### DIRECTIVE
Pull out each line of the data that includes the word "eyedropper".

___ DATA TO USE

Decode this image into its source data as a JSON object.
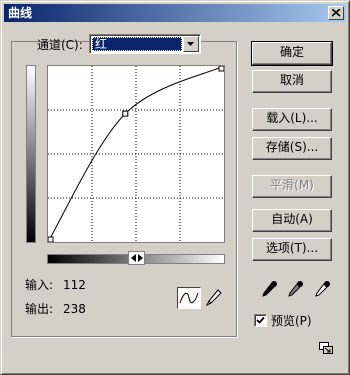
{
  "window": {
    "title": "曲线"
  },
  "channel": {
    "label": "通道(C):",
    "selected": "红"
  },
  "readout": {
    "input_label": "输入:",
    "input_value": "112",
    "output_label": "输出:",
    "output_value": "238"
  },
  "buttons": {
    "ok": "确定",
    "cancel": "取消",
    "load": "载入(L)...",
    "save": "存储(S)...",
    "smooth": "平滑(M)",
    "auto": "自动(A)",
    "options": "选项(T)..."
  },
  "preview": {
    "label": "预览(P)",
    "checked": true
  },
  "curve": {
    "x_range": [
      0,
      255
    ],
    "y_range": [
      0,
      255
    ],
    "points": [
      [
        0,
        0
      ],
      [
        112,
        186
      ],
      [
        255,
        255
      ]
    ],
    "grid_divisions": 4
  },
  "colors": {
    "title_bar_start": "#0a246a",
    "title_bar_end": "#a6caf0",
    "dialog_face": "#d4d0c8",
    "selection": "#0a246a"
  },
  "icons": [
    "close-icon",
    "dropdown-arrow-icon",
    "gradient-toggle-icon",
    "curve-tool-icon",
    "pencil-tool-icon",
    "black-eyedropper-icon",
    "gray-eyedropper-icon",
    "white-eyedropper-icon",
    "check-icon",
    "expand-icon"
  ]
}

______

### TASK RESPONSE
    "black-eyedropper-icon",
    "gray-eyedropper-icon",
    "white-eyedropper-icon",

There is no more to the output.